Your task ->
Identify and copy all lines of the material where the string "Device" is found.

Supplied records ->
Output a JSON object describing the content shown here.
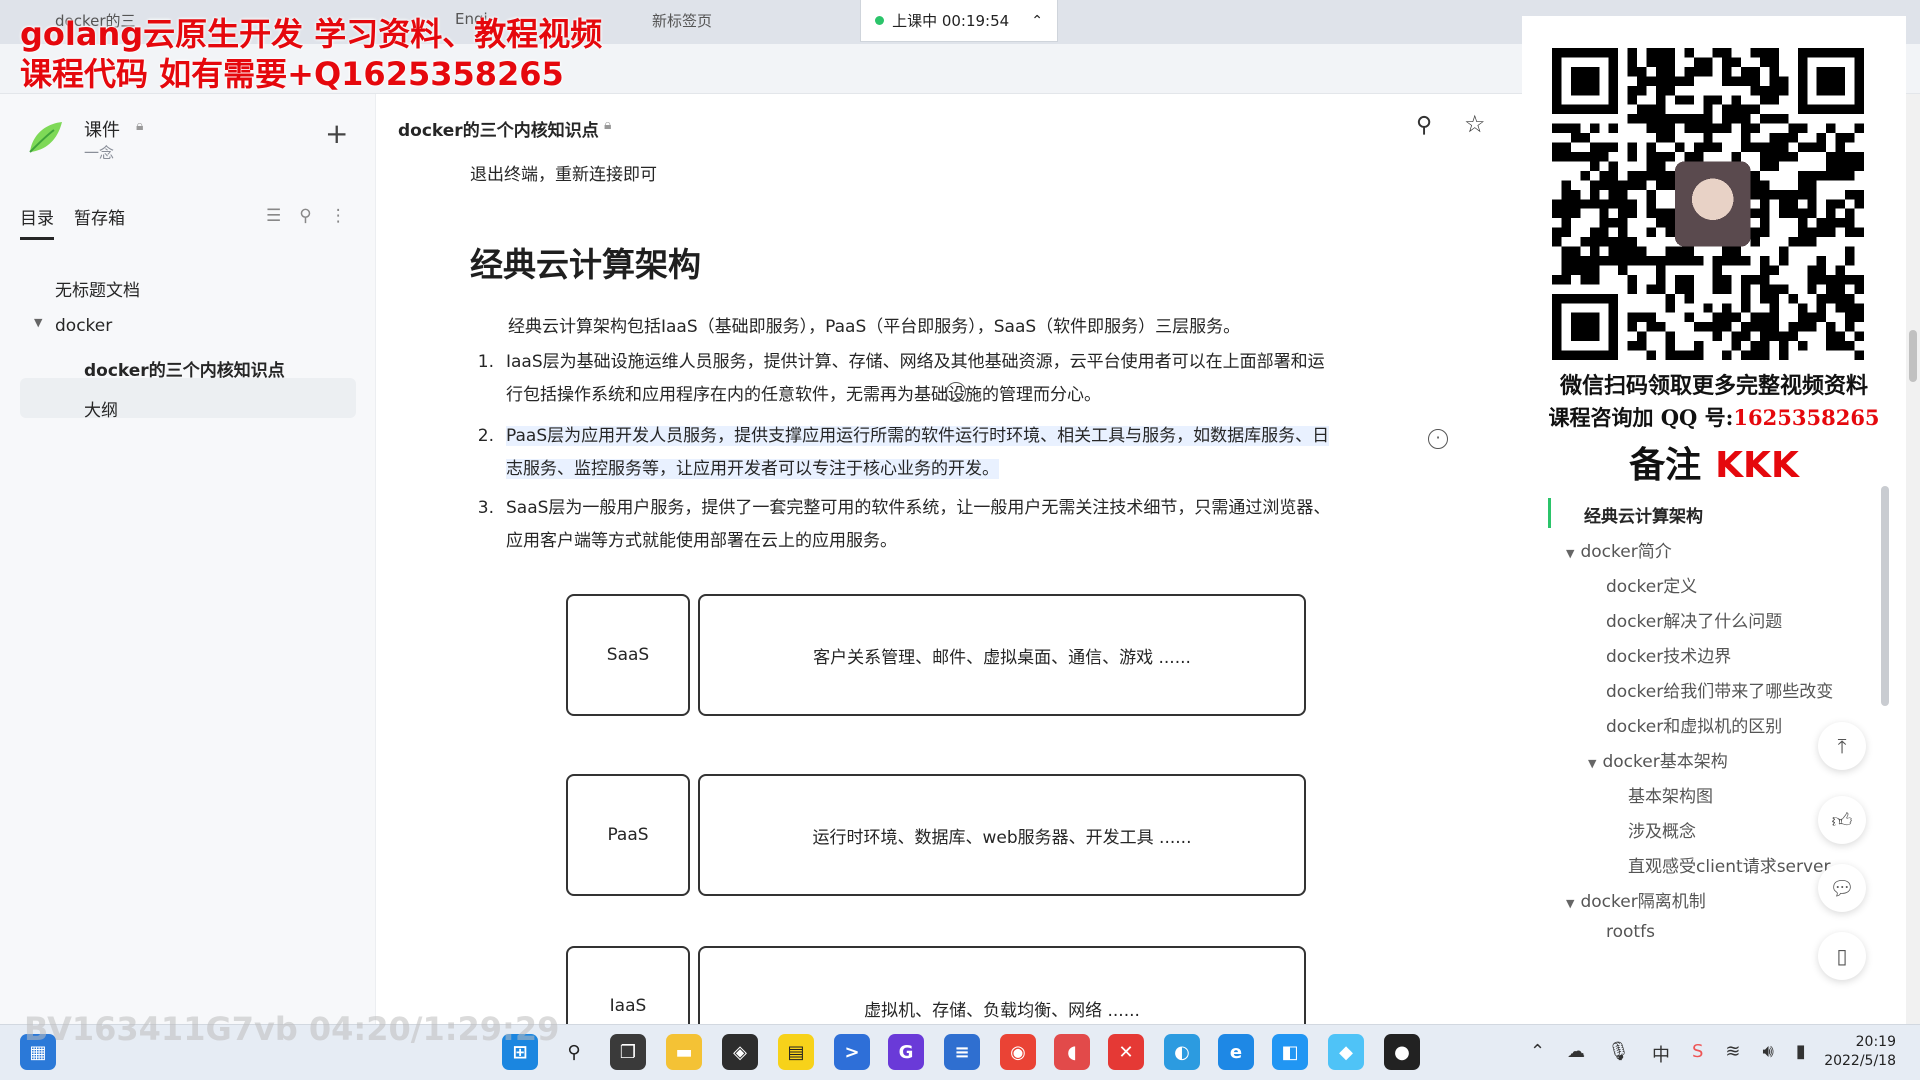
{
  "promo": {
    "line1": "golang云原生开发 学习资料、教程视频",
    "line2": "课程代码 如有需要+Q1625358265"
  },
  "browser": {
    "tabs": [
      "docker的三",
      "Engi",
      "新标签页"
    ],
    "class_status": "上课中 00:19:54"
  },
  "sidebar": {
    "kb_title": "课件",
    "kb_owner": "一念",
    "tabs": {
      "catalog": "目录",
      "drafts": "暂存箱"
    },
    "tree": {
      "untitled": "无标题文档",
      "docker": "docker",
      "current": "docker的三个内核知识点",
      "outline": "大纲"
    }
  },
  "doc": {
    "title": "docker的三个内核知识点",
    "exit_line": "退出终端，重新连接即可",
    "heading": "经典云计算架构",
    "intro": "经典云计算架构包括IaaS（基础即服务），PaaS（平台即服务），SaaS（软件即服务）三层服务。",
    "list": [
      {
        "num": "1.",
        "line1": "IaaS层为基础设施运维人员服务，提供计算、存储、网络及其他基础资源，云平台使用者可以在上面部署和运",
        "line2": "行包括操作系统和应用程序在内的任意软件，无需再为基础设施的管理而分心。"
      },
      {
        "num": "2.",
        "line1": "PaaS层为应用开发人员服务，提供支撑应用运行所需的软件运行时环境、相关工具与服务，如数据库服务、日",
        "line2": "志服务、监控服务等，让应用开发者可以专注于核心业务的开发。"
      },
      {
        "num": "3.",
        "line1": "SaaS层为一般用户服务，提供了一套完整可用的软件系统，让一般用户无需关注技术细节，只需通过浏览器、",
        "line2": "应用客户端等方式就能使用部署在云上的应用服务。"
      }
    ],
    "diagram": {
      "saas": {
        "label": "SaaS",
        "desc": "客户关系管理、邮件、虚拟桌面、通信、游戏 ......"
      },
      "paas": {
        "label": "PaaS",
        "desc": "运行时环境、数据库、web服务器、开发工具 ......"
      },
      "iaas": {
        "label": "IaaS",
        "desc": "虚拟机、存储、负载均衡、网络 ......"
      }
    }
  },
  "qr": {
    "line1": "微信扫码领取更多完整视频资料",
    "line2_prefix": "课程咨询加 QQ 号:",
    "line2_qq": "1625358265",
    "line3_prefix": "备注",
    "line3_code": "KKK"
  },
  "outline": {
    "items": [
      {
        "label": "经典云计算架构",
        "level": 0,
        "active": true
      },
      {
        "label": "docker简介",
        "level": 0,
        "expanded": true
      },
      {
        "label": "docker定义",
        "level": 1
      },
      {
        "label": "docker解决了什么问题",
        "level": 1
      },
      {
        "label": "docker技术边界",
        "level": 1
      },
      {
        "label": "docker给我们带来了哪些改变",
        "level": 1
      },
      {
        "label": "docker和虚拟机的区别",
        "level": 1
      },
      {
        "label": "docker基本架构",
        "level": 1,
        "expanded": true
      },
      {
        "label": "基本架构图",
        "level": 2
      },
      {
        "label": "涉及概念",
        "level": 2
      },
      {
        "label": "直观感受client请求server",
        "level": 2
      },
      {
        "label": "docker隔离机制",
        "level": 0,
        "expanded": true
      },
      {
        "label": "rootfs",
        "level": 1
      }
    ]
  },
  "video_watermark": "BV163411G7vb 04:20/1:29:29",
  "taskbar": {
    "time": "20:19",
    "date": "2022/5/18"
  },
  "colors": {
    "promo_red": "#e5080d",
    "highlight_bg": "#e9f1ff",
    "active_outline": "#2bc46a"
  }
}
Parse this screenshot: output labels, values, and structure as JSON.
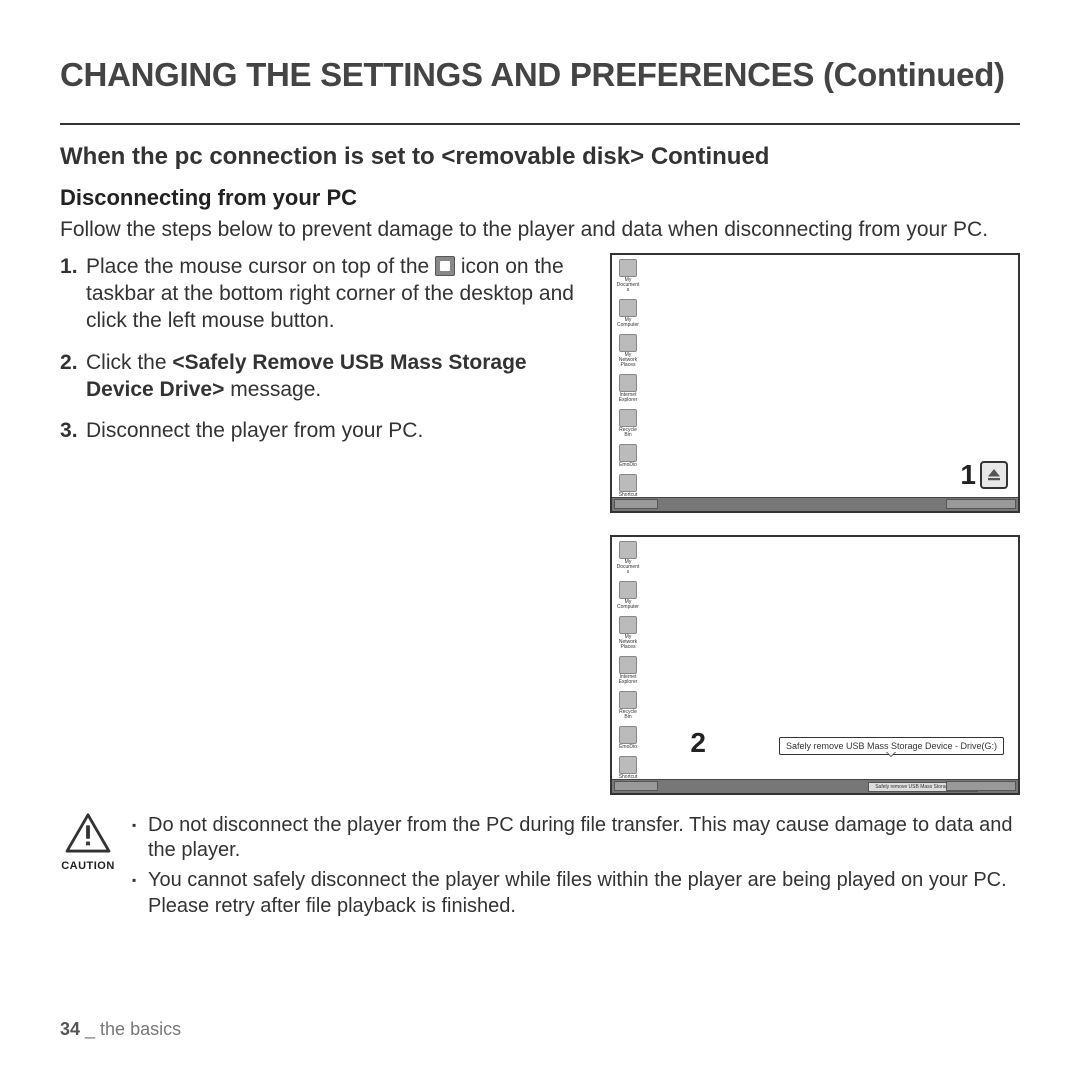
{
  "title": "CHANGING THE SETTINGS AND PREFERENCES (Continued)",
  "subtitle": "When the pc connection is set to <removable disk> Continued",
  "section_head": "Disconnecting from your PC",
  "intro": "Follow the steps below to prevent damage to the player and data when disconnecting from your PC.",
  "steps": {
    "s1_a": "Place the mouse cursor on top of the ",
    "s1_b": " icon on the taskbar at the bottom right corner of the desktop and click the left mouse button.",
    "s2_a": "Click the ",
    "s2_bold": "<Safely Remove USB Mass Storage Device Drive>",
    "s2_b": " message.",
    "s3": "Disconnect the player from your PC."
  },
  "desktop_icons": [
    "My Documents",
    "My Computer",
    "My Network Places",
    "Internet Explorer",
    "Recycle Bin",
    "EmoDio",
    "Shortcut"
  ],
  "callouts": {
    "one": "1",
    "two": "2"
  },
  "tooltip": "Safely remove USB Mass Storage Device - Drive(G:)",
  "caution": {
    "label": "CAUTION",
    "items": [
      "Do not disconnect the player from the PC during file transfer. This may cause damage to data and the player.",
      "You cannot safely disconnect the player while files within the player are being played on your PC. Please retry after file playback is finished."
    ]
  },
  "footer": {
    "page": "34",
    "sep": " _ ",
    "section": "the basics"
  }
}
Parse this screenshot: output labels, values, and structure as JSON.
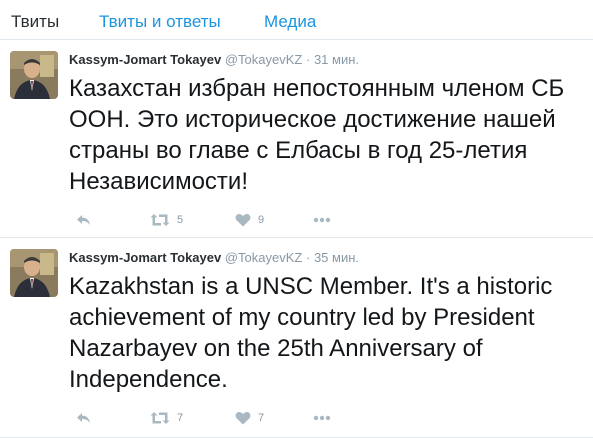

Reply to the task ->
    "s2_bold": "<Safely Remove USB Mass Storage Device Drive>",
  "tooltip": "Safely remove USB Mass Storage Device - Drive(G:)",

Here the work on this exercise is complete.